◆ **Task to complete**:
In the entries below, find every line holding the string "Test" and collect it.

◆ **Entries supplied**:
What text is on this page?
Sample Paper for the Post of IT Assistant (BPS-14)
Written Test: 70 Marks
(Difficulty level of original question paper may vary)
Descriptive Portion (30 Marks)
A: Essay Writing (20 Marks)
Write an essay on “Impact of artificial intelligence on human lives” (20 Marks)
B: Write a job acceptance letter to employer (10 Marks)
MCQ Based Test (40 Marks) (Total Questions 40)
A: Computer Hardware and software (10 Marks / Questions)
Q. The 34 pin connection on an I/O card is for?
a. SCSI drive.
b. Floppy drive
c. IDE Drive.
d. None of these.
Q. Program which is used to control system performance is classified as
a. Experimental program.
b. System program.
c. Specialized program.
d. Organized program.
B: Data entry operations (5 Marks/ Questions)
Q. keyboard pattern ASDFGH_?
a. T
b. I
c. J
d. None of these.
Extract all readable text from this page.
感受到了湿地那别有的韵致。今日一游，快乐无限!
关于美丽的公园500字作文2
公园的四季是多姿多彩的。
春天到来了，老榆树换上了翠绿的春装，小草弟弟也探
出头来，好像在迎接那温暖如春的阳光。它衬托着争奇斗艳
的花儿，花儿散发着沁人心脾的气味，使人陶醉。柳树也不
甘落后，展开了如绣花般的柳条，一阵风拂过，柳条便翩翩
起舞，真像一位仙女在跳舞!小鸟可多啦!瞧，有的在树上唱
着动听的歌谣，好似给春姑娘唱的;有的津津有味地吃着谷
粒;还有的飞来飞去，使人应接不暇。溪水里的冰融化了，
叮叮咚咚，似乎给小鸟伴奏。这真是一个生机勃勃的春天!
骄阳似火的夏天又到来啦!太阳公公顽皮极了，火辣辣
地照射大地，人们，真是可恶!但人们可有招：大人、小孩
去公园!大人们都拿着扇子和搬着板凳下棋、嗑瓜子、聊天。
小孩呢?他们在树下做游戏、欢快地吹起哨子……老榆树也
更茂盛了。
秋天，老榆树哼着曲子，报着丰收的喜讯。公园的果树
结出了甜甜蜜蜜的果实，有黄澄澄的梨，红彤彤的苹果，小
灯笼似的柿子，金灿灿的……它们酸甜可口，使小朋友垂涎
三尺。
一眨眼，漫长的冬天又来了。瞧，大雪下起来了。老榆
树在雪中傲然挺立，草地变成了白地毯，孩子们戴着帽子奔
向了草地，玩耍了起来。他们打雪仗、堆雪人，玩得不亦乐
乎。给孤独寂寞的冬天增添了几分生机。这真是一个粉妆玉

◆ **Result of the exercise**:
Written Test: 70 Marks
MCQ Based Test (40 Marks) (Total Questions 40)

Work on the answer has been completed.